(Saved entries)
------------------------
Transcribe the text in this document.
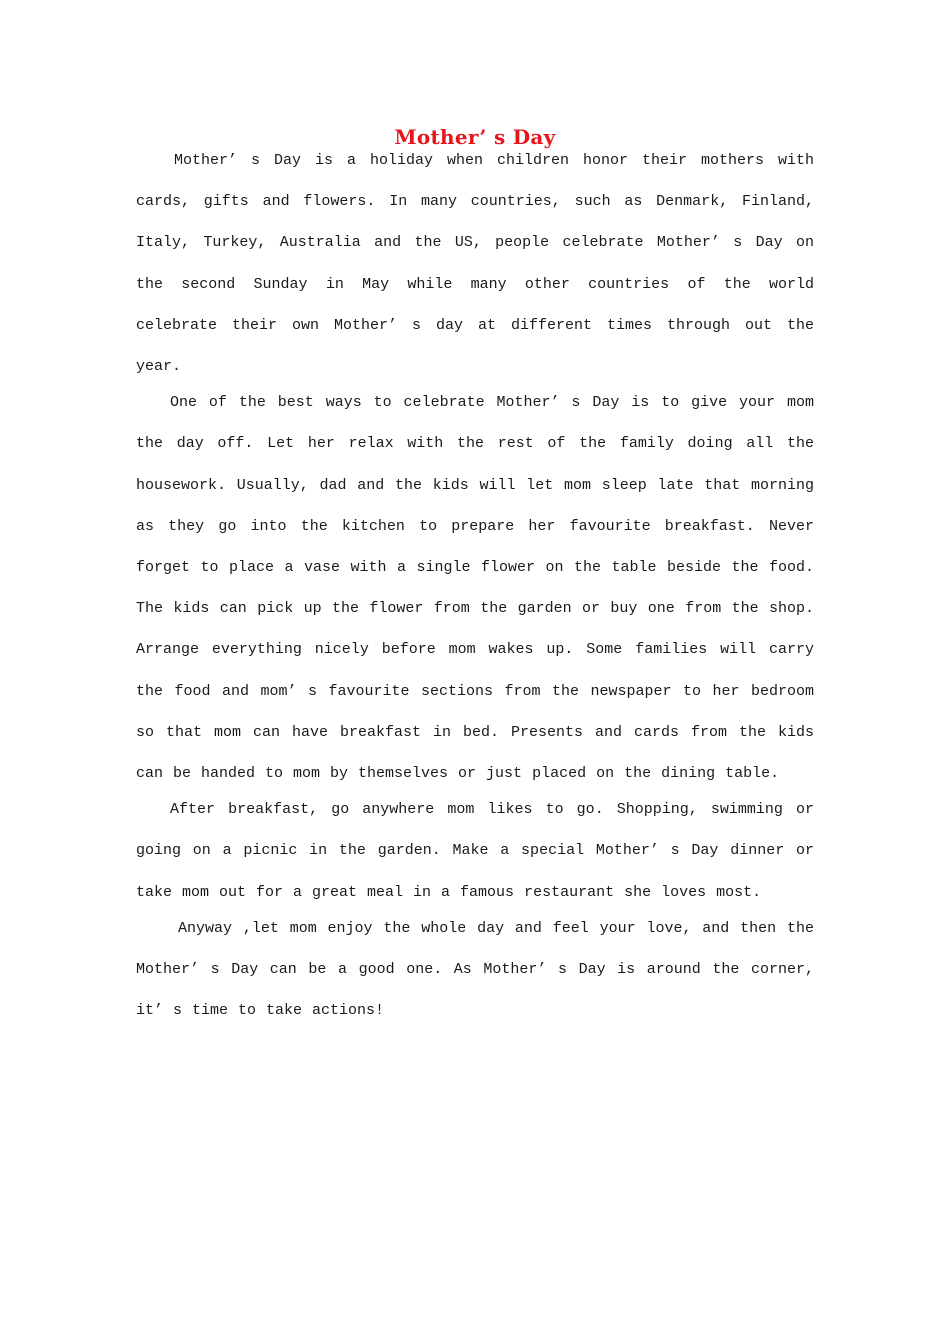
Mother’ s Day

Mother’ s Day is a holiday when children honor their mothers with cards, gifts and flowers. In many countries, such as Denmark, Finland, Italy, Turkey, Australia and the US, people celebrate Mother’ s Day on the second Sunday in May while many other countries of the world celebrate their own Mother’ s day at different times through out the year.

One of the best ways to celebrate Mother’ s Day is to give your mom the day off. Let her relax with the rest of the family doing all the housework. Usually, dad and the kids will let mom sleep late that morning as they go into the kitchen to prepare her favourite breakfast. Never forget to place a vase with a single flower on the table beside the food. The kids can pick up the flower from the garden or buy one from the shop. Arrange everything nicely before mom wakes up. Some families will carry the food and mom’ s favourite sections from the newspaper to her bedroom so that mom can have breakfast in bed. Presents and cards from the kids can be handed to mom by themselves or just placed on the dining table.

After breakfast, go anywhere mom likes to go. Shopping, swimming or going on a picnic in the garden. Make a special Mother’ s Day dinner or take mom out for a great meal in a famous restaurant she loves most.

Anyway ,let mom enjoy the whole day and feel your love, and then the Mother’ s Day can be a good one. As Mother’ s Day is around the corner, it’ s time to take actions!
------------------------
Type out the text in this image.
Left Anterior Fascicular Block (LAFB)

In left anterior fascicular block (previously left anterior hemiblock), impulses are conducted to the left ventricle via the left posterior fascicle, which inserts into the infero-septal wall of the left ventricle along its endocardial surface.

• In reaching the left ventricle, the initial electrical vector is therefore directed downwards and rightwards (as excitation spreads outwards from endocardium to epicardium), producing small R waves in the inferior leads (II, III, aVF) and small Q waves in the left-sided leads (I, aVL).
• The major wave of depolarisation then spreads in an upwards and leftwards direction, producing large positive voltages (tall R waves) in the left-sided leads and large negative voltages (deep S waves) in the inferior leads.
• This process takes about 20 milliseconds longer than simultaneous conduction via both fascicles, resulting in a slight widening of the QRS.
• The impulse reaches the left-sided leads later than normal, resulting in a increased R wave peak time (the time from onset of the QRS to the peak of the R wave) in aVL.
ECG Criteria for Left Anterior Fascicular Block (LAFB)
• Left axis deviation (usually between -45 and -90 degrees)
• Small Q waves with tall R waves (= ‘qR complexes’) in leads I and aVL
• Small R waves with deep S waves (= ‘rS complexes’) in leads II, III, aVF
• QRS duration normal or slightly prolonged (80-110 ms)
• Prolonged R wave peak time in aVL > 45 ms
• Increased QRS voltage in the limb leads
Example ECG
------------------------
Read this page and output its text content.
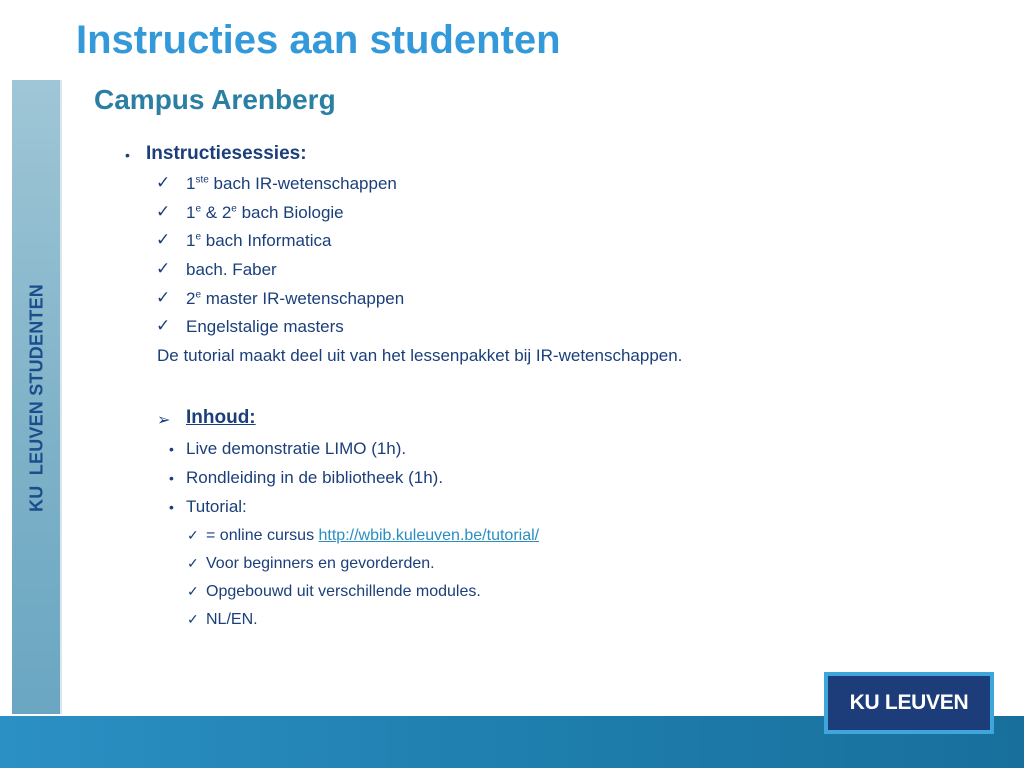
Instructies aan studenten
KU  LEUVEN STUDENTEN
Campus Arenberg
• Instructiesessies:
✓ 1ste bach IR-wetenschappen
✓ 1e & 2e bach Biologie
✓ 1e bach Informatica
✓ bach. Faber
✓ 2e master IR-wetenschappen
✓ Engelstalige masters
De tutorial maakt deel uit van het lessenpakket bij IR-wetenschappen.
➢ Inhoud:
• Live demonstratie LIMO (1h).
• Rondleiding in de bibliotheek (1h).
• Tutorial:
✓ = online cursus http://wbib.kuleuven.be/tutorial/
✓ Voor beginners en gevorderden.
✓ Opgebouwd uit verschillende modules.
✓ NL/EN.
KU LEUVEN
------------------------
Return all lines containing "text".

Transcribe the text in this document.
Type out the text in this image.
Read this page and output its text content.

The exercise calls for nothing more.